Problem statement
Restate the records below word for word.

Materials provided
----
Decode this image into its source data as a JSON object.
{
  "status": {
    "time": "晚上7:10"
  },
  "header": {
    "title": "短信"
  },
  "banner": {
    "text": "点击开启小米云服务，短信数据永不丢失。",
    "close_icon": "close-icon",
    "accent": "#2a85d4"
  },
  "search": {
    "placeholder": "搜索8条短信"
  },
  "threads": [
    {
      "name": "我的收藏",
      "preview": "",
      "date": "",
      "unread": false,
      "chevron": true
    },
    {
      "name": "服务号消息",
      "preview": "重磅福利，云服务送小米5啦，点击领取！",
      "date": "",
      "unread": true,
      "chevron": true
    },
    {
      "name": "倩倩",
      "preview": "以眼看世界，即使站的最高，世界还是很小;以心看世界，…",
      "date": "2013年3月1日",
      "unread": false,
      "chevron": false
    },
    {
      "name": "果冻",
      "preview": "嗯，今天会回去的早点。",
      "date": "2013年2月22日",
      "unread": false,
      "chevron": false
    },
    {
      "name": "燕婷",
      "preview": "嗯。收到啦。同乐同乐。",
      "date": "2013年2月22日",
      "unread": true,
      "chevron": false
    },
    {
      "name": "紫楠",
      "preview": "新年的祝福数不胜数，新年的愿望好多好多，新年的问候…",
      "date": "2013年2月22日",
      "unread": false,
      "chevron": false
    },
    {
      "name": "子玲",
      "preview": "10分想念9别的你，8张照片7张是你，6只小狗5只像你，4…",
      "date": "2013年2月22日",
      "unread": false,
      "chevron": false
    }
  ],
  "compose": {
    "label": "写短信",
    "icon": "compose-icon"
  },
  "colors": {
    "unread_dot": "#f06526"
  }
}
----
Output
Decode this image into its source data as a JSON object.
{
  "status": {
    "time": "晚上7:10"
  },
  "header": {
    "title": "短信"
  },
  "banner": {
    "text": "点击开启小米云服务，短信数据永不丢失。",
    "close_icon": "close-icon",
    "accent": "#2a85d4"
  },
  "search": {
    "placeholder": "搜索8条短信"
  },
  "threads": [
    {
      "name": "我的收藏",
      "preview": "",
      "date": "",
      "unread": false,
      "chevron": true
    },
    {
      "name": "服务号消息",
      "preview": "重磅福利，云服务送小米5啦，点击领取！",
      "date": "",
      "unread": true,
      "chevron": true
    },
    {
      "name": "倩倩",
      "preview": "以眼看世界，即使站的最高，世界还是很小;以心看世界，…",
      "date": "2013年3月1日",
      "unread": false,
      "chevron": false
    },
    {
      "name": "果冻",
      "preview": "嗯，今天会回去的早点。",
      "date": "2013年2月22日",
      "unread": false,
      "chevron": false
    },
    {
      "name": "燕婷",
      "preview": "嗯。收到啦。同乐同乐。",
      "date": "2013年2月22日",
      "unread": true,
      "chevron": false
    },
    {
      "name": "紫楠",
      "preview": "新年的祝福数不胜数，新年的愿望好多好多，新年的问候…",
      "date": "2013年2月22日",
      "unread": false,
      "chevron": false
    },
    {
      "name": "子玲",
      "preview": "10分想念9别的你，8张照片7张是你，6只小狗5只像你，4…",
      "date": "2013年2月22日",
      "unread": false,
      "chevron": false
    }
  ],
  "compose": {
    "label": "写短信",
    "icon": "compose-icon"
  },
  "colors": {
    "unread_dot": "#f06526"
  }
}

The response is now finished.